For the material that follows, list every line containing the word "Lift".

>> START

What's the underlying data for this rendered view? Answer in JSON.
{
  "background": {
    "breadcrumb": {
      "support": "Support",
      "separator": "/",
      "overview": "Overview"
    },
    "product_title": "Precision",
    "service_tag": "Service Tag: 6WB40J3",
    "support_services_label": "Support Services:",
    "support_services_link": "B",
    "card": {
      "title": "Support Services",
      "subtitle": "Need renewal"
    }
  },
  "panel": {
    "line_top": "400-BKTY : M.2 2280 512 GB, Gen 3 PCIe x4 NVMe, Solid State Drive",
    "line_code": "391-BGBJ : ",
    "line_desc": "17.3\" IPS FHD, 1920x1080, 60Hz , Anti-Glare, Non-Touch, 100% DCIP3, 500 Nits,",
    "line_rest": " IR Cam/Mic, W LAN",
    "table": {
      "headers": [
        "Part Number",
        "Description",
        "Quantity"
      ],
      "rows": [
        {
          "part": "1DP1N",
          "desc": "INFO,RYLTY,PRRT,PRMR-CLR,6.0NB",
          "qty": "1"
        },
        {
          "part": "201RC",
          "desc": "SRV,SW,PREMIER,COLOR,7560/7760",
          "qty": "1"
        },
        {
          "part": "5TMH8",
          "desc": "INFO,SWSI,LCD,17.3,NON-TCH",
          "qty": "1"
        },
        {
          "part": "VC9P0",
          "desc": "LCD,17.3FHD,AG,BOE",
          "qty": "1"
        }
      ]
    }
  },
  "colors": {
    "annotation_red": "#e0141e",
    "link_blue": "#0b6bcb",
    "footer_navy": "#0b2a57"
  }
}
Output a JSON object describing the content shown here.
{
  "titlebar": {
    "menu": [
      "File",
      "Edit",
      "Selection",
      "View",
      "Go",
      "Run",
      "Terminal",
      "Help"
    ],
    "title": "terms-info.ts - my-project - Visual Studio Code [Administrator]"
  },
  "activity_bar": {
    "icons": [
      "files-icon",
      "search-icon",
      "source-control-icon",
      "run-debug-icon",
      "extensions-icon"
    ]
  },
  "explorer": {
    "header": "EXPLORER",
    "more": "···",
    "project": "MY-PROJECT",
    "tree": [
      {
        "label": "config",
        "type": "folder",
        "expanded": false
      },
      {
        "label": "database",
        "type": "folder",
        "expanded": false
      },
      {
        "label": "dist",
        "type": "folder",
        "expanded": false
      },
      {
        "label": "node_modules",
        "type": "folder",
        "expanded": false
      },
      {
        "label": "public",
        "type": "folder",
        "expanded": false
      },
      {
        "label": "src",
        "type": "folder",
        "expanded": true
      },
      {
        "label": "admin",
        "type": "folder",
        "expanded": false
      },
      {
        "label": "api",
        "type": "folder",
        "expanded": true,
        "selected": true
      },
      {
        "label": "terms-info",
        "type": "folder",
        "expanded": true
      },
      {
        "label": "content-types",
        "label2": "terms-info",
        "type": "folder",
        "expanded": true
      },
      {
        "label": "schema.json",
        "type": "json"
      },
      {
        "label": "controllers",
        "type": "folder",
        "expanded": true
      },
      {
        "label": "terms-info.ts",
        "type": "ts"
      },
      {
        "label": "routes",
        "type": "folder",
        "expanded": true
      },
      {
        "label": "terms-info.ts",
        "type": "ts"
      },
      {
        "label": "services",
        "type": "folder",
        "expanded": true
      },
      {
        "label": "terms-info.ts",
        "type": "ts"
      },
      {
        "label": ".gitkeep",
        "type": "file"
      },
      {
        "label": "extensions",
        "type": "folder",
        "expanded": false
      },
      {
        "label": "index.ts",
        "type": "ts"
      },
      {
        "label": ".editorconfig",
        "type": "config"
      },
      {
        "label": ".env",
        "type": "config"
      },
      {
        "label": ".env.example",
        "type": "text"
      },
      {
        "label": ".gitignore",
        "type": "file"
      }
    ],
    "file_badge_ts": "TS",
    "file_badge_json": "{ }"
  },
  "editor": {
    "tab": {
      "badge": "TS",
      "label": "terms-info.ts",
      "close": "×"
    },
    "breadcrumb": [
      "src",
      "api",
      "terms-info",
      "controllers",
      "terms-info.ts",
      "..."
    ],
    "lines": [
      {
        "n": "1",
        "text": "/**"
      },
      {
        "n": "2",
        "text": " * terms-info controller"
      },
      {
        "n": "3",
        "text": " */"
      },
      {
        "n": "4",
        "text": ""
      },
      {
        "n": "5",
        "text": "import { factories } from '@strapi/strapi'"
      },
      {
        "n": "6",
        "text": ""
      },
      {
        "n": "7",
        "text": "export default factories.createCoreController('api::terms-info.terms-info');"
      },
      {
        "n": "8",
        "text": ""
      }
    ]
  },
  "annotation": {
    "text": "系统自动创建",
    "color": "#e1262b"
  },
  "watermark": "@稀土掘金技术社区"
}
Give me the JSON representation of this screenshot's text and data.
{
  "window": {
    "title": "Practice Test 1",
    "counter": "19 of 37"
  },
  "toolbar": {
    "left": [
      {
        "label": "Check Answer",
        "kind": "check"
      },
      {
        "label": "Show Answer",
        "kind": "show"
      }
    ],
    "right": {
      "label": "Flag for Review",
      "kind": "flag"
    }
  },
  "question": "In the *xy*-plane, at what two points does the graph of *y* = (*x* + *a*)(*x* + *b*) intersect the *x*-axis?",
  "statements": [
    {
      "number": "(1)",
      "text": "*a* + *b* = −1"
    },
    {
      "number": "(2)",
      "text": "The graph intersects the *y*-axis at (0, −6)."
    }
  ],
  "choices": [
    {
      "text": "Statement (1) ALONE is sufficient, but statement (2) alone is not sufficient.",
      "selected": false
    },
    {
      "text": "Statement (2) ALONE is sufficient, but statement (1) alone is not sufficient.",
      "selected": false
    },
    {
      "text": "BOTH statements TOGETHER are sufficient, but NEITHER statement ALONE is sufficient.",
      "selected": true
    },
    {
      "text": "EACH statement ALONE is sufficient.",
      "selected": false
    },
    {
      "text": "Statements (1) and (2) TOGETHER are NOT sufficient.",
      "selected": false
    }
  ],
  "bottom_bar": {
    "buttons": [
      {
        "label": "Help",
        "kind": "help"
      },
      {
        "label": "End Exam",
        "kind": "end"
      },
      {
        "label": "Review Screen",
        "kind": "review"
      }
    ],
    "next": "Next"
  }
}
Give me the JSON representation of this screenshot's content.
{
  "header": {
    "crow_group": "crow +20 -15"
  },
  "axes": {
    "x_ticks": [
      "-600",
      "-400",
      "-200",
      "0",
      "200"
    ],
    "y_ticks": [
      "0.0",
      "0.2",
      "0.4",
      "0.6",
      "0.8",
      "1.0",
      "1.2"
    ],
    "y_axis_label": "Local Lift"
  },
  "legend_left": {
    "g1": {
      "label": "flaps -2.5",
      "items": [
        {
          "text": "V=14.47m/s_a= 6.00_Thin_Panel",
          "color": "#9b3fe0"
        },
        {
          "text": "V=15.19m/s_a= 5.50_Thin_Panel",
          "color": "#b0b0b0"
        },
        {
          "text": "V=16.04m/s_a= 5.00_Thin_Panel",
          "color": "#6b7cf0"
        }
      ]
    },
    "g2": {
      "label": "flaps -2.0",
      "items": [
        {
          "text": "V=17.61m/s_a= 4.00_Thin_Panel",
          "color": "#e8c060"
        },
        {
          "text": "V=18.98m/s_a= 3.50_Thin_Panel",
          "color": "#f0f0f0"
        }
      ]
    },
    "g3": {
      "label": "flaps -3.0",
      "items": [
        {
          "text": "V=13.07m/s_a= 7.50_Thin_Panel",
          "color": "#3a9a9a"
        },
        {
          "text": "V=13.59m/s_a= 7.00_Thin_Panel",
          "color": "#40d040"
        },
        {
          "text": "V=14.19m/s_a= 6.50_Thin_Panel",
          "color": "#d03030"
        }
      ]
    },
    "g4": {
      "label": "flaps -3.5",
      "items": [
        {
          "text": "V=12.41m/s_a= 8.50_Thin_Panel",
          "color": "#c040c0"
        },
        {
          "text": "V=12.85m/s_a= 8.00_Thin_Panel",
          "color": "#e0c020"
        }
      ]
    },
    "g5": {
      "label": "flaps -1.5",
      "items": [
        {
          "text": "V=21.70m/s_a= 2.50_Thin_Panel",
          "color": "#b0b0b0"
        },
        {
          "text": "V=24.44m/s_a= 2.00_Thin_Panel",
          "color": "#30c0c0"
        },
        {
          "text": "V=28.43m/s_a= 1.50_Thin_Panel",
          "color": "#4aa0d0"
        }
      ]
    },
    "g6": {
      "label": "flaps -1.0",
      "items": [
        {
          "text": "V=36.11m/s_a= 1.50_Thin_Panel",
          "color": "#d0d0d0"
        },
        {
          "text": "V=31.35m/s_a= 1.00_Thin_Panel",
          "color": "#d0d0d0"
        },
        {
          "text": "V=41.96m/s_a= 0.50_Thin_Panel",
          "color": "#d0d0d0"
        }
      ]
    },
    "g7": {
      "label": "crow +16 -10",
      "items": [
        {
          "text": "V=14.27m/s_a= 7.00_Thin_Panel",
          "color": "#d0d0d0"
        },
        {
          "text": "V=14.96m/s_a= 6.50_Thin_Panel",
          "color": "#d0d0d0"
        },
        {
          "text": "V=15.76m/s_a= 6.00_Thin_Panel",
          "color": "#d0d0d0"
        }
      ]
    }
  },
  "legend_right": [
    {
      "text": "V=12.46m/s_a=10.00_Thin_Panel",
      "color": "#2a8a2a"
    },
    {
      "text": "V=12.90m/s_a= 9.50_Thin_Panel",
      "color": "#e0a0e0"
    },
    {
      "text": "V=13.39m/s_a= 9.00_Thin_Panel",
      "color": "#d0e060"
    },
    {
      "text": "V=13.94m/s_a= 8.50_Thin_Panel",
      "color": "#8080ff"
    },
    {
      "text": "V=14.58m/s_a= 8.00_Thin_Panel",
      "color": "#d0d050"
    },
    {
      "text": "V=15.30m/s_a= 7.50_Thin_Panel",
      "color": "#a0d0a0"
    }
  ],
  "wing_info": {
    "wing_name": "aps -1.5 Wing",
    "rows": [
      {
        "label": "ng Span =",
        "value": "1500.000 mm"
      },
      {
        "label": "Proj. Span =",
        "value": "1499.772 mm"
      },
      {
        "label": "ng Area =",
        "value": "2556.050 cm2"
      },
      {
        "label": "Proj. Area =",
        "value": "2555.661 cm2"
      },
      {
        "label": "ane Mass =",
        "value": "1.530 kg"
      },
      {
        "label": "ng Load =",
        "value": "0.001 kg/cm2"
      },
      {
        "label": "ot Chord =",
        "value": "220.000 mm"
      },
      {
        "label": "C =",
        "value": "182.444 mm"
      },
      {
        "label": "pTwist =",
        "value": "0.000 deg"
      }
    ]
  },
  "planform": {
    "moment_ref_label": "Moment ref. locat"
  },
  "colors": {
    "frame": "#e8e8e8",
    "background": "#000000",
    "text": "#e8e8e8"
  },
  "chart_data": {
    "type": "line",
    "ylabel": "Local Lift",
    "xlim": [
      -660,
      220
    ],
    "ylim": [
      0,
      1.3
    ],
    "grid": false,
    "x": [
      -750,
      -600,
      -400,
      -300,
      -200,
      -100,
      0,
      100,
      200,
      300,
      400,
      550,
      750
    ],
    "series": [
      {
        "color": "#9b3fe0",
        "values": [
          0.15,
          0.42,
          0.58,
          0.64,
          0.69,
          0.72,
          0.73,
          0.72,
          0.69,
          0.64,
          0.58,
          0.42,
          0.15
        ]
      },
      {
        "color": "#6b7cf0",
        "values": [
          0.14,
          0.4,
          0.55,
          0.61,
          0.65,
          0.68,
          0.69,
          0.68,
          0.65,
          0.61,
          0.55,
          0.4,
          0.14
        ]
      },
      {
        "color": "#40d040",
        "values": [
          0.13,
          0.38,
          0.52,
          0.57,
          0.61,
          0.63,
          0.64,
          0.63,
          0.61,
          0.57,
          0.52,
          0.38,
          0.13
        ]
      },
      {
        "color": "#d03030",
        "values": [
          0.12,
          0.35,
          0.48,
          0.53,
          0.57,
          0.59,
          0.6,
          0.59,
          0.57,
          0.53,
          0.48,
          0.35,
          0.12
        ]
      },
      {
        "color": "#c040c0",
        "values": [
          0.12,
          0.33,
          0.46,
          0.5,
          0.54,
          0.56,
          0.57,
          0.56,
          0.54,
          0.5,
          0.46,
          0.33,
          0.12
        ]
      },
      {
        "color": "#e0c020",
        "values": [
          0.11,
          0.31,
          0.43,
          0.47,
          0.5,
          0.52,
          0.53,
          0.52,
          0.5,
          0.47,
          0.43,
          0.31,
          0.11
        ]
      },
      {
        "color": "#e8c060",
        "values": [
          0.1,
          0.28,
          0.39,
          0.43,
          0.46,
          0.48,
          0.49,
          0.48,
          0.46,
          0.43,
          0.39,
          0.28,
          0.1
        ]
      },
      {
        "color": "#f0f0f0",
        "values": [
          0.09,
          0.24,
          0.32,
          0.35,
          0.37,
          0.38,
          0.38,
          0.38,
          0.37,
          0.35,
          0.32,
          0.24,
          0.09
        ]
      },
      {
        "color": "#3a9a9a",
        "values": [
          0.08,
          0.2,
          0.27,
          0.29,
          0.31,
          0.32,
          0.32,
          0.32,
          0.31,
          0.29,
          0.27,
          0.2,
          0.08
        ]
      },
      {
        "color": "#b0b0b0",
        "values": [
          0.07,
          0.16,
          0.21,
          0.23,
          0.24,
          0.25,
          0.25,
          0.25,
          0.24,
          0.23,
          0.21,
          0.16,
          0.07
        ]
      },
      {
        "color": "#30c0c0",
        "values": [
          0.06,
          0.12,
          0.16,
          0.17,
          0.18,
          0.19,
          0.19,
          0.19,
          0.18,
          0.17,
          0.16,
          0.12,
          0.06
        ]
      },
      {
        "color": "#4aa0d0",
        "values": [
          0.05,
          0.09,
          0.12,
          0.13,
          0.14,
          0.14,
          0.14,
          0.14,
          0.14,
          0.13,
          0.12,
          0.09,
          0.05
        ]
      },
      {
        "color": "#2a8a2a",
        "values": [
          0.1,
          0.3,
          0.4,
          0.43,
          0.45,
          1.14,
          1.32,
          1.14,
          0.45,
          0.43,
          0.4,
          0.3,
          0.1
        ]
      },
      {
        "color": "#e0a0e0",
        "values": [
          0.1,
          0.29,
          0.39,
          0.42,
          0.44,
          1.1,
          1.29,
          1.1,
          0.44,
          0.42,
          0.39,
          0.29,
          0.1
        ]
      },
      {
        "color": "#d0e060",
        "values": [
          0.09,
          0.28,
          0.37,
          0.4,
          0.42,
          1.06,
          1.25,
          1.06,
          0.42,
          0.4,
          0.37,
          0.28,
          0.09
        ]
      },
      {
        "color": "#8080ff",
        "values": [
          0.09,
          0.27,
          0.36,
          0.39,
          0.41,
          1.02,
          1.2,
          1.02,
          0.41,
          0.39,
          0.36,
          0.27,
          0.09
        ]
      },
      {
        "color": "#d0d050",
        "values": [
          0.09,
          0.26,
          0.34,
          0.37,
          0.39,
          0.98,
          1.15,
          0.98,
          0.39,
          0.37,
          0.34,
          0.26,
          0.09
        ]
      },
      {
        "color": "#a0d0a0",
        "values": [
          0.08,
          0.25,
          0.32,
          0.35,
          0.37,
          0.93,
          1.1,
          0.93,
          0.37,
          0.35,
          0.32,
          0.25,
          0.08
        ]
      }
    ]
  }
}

>> END

Output for this task:
    "y_axis_label": "Local Lift"
    "ylabel": "Local Lift",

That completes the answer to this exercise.